### Stated goal
Retype the material word for word.
## BEGIN Exercise data
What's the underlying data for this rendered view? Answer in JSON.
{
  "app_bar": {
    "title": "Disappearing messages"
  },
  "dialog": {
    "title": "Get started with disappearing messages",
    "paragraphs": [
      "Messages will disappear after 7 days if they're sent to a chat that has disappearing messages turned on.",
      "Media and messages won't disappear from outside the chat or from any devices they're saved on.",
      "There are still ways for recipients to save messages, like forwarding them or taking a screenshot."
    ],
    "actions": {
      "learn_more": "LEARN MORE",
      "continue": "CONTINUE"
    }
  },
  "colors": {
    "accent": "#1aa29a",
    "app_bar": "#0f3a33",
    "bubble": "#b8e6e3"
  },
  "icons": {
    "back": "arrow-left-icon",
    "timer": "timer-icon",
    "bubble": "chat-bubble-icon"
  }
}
## END Exercise data
### Result for this task
What's the underlying data for this rendered view? Answer in JSON.
{
  "app_bar": {
    "title": "Disappearing messages"
  },
  "dialog": {
    "title": "Get started with disappearing messages",
    "paragraphs": [
      "Messages will disappear after 7 days if they're sent to a chat that has disappearing messages turned on.",
      "Media and messages won't disappear from outside the chat or from any devices they're saved on.",
      "There are still ways for recipients to save messages, like forwarding them or taking a screenshot."
    ],
    "actions": {
      "learn_more": "LEARN MORE",
      "continue": "CONTINUE"
    }
  },
  "colors": {
    "accent": "#1aa29a",
    "app_bar": "#0f3a33",
    "bubble": "#b8e6e3"
  },
  "icons": {
    "back": "arrow-left-icon",
    "timer": "timer-icon",
    "bubble": "chat-bubble-icon"
  }
}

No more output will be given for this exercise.